• Aim of the task: Reproduce each line of the listing exactly.

• Data supplied:
+---+

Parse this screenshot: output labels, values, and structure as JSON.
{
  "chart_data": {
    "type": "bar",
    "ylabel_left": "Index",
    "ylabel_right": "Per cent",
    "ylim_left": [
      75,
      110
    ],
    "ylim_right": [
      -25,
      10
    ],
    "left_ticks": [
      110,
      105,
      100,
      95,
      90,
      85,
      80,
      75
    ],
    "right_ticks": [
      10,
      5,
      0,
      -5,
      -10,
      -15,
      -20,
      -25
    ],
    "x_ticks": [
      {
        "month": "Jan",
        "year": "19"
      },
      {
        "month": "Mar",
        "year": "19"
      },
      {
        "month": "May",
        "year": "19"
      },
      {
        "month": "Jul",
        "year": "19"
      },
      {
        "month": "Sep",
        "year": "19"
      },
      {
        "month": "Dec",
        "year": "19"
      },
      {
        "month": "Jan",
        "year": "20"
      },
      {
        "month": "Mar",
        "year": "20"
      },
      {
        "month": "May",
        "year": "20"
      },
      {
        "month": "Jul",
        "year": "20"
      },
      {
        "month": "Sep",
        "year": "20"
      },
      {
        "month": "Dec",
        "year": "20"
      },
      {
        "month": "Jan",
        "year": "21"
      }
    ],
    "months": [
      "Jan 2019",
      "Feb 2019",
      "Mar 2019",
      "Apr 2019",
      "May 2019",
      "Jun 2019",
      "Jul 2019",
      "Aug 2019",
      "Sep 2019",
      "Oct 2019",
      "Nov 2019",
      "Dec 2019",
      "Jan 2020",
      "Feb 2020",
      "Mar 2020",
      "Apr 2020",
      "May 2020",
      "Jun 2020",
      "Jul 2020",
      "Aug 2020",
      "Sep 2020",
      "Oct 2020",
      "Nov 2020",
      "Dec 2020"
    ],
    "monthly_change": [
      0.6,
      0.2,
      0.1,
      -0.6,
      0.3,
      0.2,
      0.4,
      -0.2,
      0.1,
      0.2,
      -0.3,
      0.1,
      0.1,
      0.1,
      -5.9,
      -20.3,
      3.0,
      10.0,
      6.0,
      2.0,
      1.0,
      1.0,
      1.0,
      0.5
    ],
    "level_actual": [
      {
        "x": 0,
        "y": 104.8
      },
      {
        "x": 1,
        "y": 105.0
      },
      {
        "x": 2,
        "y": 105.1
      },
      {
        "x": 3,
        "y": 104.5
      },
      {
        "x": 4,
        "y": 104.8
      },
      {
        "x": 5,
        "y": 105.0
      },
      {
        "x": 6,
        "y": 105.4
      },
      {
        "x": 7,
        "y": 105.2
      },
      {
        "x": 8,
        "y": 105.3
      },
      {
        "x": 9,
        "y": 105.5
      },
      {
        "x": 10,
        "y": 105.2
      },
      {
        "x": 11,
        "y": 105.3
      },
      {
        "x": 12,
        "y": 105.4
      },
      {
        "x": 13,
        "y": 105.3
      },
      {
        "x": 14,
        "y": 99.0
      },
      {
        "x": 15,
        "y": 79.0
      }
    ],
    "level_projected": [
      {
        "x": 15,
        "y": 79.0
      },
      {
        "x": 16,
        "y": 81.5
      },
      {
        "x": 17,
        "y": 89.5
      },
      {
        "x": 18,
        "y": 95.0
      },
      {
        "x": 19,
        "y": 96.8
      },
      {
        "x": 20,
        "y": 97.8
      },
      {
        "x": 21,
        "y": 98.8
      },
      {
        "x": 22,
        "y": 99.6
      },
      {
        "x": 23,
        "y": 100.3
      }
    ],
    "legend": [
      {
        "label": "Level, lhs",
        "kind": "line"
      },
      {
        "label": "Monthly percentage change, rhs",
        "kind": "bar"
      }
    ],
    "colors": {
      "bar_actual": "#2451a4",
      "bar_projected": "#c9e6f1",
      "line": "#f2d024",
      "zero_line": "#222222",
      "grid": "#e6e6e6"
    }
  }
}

+---+

• Exercise response:
Parse this screenshot: output labels, values, and structure as JSON.
{
  "chart_data": {
    "type": "bar",
    "ylabel_left": "Index",
    "ylabel_right": "Per cent",
    "ylim_left": [
      75,
      110
    ],
    "ylim_right": [
      -25,
      10
    ],
    "left_ticks": [
      110,
      105,
      100,
      95,
      90,
      85,
      80,
      75
    ],
    "right_ticks": [
      10,
      5,
      0,
      -5,
      -10,
      -15,
      -20,
      -25
    ],
    "x_ticks": [
      {
        "month": "Jan",
        "year": "19"
      },
      {
        "month": "Mar",
        "year": "19"
      },
      {
        "month": "May",
        "year": "19"
      },
      {
        "month": "Jul",
        "year": "19"
      },
      {
        "month": "Sep",
        "year": "19"
      },
      {
        "month": "Dec",
        "year": "19"
      },
      {
        "month": "Jan",
        "year": "20"
      },
      {
        "month": "Mar",
        "year": "20"
      },
      {
        "month": "May",
        "year": "20"
      },
      {
        "month": "Jul",
        "year": "20"
      },
      {
        "month": "Sep",
        "year": "20"
      },
      {
        "month": "Dec",
        "year": "20"
      },
      {
        "month": "Jan",
        "year": "21"
      }
    ],
    "months": [
      "Jan 2019",
      "Feb 2019",
      "Mar 2019",
      "Apr 2019",
      "May 2019",
      "Jun 2019",
      "Jul 2019",
      "Aug 2019",
      "Sep 2019",
      "Oct 2019",
      "Nov 2019",
      "Dec 2019",
      "Jan 2020",
      "Feb 2020",
      "Mar 2020",
      "Apr 2020",
      "May 2020",
      "Jun 2020",
      "Jul 2020",
      "Aug 2020",
      "Sep 2020",
      "Oct 2020",
      "Nov 2020",
      "Dec 2020"
    ],
    "monthly_change": [
      0.6,
      0.2,
      0.1,
      -0.6,
      0.3,
      0.2,
      0.4,
      -0.2,
      0.1,
      0.2,
      -0.3,
      0.1,
      0.1,
      0.1,
      -5.9,
      -20.3,
      3.0,
      10.0,
      6.0,
      2.0,
      1.0,
      1.0,
      1.0,
      0.5
    ],
    "level_actual": [
      {
        "x": 0,
        "y": 104.8
      },
      {
        "x": 1,
        "y": 105.0
      },
      {
        "x": 2,
        "y": 105.1
      },
      {
        "x": 3,
        "y": 104.5
      },
      {
        "x": 4,
        "y": 104.8
      },
      {
        "x": 5,
        "y": 105.0
      },
      {
        "x": 6,
        "y": 105.4
      },
      {
        "x": 7,
        "y": 105.2
      },
      {
        "x": 8,
        "y": 105.3
      },
      {
        "x": 9,
        "y": 105.5
      },
      {
        "x": 10,
        "y": 105.2
      },
      {
        "x": 11,
        "y": 105.3
      },
      {
        "x": 12,
        "y": 105.4
      },
      {
        "x": 13,
        "y": 105.3
      },
      {
        "x": 14,
        "y": 99.0
      },
      {
        "x": 15,
        "y": 79.0
      }
    ],
    "level_projected": [
      {
        "x": 15,
        "y": 79.0
      },
      {
        "x": 16,
        "y": 81.5
      },
      {
        "x": 17,
        "y": 89.5
      },
      {
        "x": 18,
        "y": 95.0
      },
      {
        "x": 19,
        "y": 96.8
      },
      {
        "x": 20,
        "y": 97.8
      },
      {
        "x": 21,
        "y": 98.8
      },
      {
        "x": 22,
        "y": 99.6
      },
      {
        "x": 23,
        "y": 100.3
      }
    ],
    "legend": [
      {
        "label": "Level, lhs",
        "kind": "line"
      },
      {
        "label": "Monthly percentage change, rhs",
        "kind": "bar"
      }
    ],
    "colors": {
      "bar_actual": "#2451a4",
      "bar_projected": "#c9e6f1",
      "line": "#f2d024",
      "zero_line": "#222222",
      "grid": "#e6e6e6"
    }
  }
}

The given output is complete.